* START DATASET *

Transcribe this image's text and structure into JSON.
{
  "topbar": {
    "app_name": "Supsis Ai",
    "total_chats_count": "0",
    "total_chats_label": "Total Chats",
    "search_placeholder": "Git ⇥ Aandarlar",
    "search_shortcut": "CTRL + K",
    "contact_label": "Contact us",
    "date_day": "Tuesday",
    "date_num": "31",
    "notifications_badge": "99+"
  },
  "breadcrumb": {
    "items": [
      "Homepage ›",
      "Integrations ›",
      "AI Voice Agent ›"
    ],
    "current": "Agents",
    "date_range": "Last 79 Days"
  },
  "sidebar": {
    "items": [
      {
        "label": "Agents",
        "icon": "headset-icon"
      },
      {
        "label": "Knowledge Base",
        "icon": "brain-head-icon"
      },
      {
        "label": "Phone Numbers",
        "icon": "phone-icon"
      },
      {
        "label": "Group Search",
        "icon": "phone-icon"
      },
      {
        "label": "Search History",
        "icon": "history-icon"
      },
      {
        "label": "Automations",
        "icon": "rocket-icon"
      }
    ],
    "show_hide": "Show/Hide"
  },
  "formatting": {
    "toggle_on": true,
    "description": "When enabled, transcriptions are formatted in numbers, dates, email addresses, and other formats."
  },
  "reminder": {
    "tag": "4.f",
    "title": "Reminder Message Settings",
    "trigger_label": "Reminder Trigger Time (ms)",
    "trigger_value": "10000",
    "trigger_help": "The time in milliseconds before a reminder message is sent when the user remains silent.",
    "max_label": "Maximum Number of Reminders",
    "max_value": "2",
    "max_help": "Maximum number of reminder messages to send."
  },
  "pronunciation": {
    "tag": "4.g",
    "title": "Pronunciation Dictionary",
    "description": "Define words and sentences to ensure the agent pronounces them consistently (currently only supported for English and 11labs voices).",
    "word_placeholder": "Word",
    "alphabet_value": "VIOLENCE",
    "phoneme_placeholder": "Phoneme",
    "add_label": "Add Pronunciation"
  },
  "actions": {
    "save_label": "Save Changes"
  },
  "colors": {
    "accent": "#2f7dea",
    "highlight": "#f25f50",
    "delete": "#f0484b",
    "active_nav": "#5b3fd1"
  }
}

* END DATASET *

● GIVEN INSTRUCTION:
Every line above should be retyped exactly as given.

● ANSWER TO THE EXERCISE:
Transcribe this image's text and structure into JSON.
{
  "topbar": {
    "app_name": "Supsis Ai",
    "total_chats_count": "0",
    "total_chats_label": "Total Chats",
    "search_placeholder": "Git ⇥ Aandarlar",
    "search_shortcut": "CTRL + K",
    "contact_label": "Contact us",
    "date_day": "Tuesday",
    "date_num": "31",
    "notifications_badge": "99+"
  },
  "breadcrumb": {
    "items": [
      "Homepage ›",
      "Integrations ›",
      "AI Voice Agent ›"
    ],
    "current": "Agents",
    "date_range": "Last 79 Days"
  },
  "sidebar": {
    "items": [
      {
        "label": "Agents",
        "icon": "headset-icon"
      },
      {
        "label": "Knowledge Base",
        "icon": "brain-head-icon"
      },
      {
        "label": "Phone Numbers",
        "icon": "phone-icon"
      },
      {
        "label": "Group Search",
        "icon": "phone-icon"
      },
      {
        "label": "Search History",
        "icon": "history-icon"
      },
      {
        "label": "Automations",
        "icon": "rocket-icon"
      }
    ],
    "show_hide": "Show/Hide"
  },
  "formatting": {
    "toggle_on": true,
    "description": "When enabled, transcriptions are formatted in numbers, dates, email addresses, and other formats."
  },
  "reminder": {
    "tag": "4.f",
    "title": "Reminder Message Settings",
    "trigger_label": "Reminder Trigger Time (ms)",
    "trigger_value": "10000",
    "trigger_help": "The time in milliseconds before a reminder message is sent when the user remains silent.",
    "max_label": "Maximum Number of Reminders",
    "max_value": "2",
    "max_help": "Maximum number of reminder messages to send."
  },
  "pronunciation": {
    "tag": "4.g",
    "title": "Pronunciation Dictionary",
    "description": "Define words and sentences to ensure the agent pronounces them consistently (currently only supported for English and 11labs voices).",
    "word_placeholder": "Word",
    "alphabet_value": "VIOLENCE",
    "phoneme_placeholder": "Phoneme",
    "add_label": "Add Pronunciation"
  },
  "actions": {
    "save_label": "Save Changes"
  },
  "colors": {
    "accent": "#2f7dea",
    "highlight": "#f25f50",
    "delete": "#f0484b",
    "active_nav": "#5b3fd1"
  }
}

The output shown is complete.